- **Written task**
Please restate the following records word for word.

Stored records
· · · · · · ·
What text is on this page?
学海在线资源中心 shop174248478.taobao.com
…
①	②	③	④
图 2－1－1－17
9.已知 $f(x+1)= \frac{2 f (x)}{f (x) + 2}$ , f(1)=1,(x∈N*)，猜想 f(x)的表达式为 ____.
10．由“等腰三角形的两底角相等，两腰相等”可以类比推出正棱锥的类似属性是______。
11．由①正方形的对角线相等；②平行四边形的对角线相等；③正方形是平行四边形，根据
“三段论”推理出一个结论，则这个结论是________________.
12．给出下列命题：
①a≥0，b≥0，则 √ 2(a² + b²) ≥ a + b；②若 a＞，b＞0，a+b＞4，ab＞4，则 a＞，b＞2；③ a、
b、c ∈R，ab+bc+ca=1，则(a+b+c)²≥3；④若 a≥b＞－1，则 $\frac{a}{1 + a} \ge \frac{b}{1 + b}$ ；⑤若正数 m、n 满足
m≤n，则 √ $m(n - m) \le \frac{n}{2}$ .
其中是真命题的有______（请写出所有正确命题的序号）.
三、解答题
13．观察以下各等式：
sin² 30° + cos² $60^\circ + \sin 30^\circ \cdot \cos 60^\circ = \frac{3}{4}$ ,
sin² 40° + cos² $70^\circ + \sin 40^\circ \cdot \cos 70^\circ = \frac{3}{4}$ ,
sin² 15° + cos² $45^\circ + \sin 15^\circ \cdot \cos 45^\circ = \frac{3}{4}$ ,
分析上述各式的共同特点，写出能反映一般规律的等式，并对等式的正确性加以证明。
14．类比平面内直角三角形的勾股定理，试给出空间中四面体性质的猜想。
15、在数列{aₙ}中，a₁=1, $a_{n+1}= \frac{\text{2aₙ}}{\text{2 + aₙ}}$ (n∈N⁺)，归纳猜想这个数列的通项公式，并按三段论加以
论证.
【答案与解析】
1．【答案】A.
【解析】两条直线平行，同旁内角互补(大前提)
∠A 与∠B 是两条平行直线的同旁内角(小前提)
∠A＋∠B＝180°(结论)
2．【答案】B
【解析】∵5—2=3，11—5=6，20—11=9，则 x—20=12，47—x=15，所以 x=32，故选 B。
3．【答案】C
· · · · · · ·
- **Exercise answer**
What text is on this page?
学海在线资源中心 shop174248478.taobao.com
…
①	②	③	④
图 2－1－1－17
9.已知 $f(x+1)= \frac{2 f (x)}{f (x) + 2}$ , f(1)=1,(x∈N*)，猜想 f(x)的表达式为 ____.
10．由“等腰三角形的两底角相等，两腰相等”可以类比推出正棱锥的类似属性是______。
11．由①正方形的对角线相等；②平行四边形的对角线相等；③正方形是平行四边形，根据
“三段论”推理出一个结论，则这个结论是________________.
12．给出下列命题：
①a≥0，b≥0，则 √ 2(a² + b²) ≥ a + b；②若 a＞，b＞0，a+b＞4，ab＞4，则 a＞，b＞2；③ a、
b、c ∈R，ab+bc+ca=1，则(a+b+c)²≥3；④若 a≥b＞－1，则 $\frac{a}{1 + a} \ge \frac{b}{1 + b}$ ；⑤若正数 m、n 满足
m≤n，则 √ $m(n - m) \le \frac{n}{2}$ .
其中是真命题的有______（请写出所有正确命题的序号）.
三、解答题
13．观察以下各等式：
sin² 30° + cos² $60^\circ + \sin 30^\circ \cdot \cos 60^\circ = \frac{3}{4}$ ,
sin² 40° + cos² $70^\circ + \sin 40^\circ \cdot \cos 70^\circ = \frac{3}{4}$ ,
sin² 15° + cos² $45^\circ + \sin 15^\circ \cdot \cos 45^\circ = \frac{3}{4}$ ,
分析上述各式的共同特点，写出能反映一般规律的等式，并对等式的正确性加以证明。
14．类比平面内直角三角形的勾股定理，试给出空间中四面体性质的猜想。
15、在数列{aₙ}中，a₁=1, $a_{n+1}= \frac{\text{2aₙ}}{\text{2 + aₙ}}$ (n∈N⁺)，归纳猜想这个数列的通项公式，并按三段论加以
论证.
【答案与解析】
1．【答案】A.
【解析】两条直线平行，同旁内角互补(大前提)
∠A 与∠B 是两条平行直线的同旁内角(小前提)
∠A＋∠B＝180°(结论)
2．【答案】B
【解析】∵5—2=3，11—5=6，20—11=9，则 x—20=12，47—x=15，所以 x=32，故选 B。
3．【答案】C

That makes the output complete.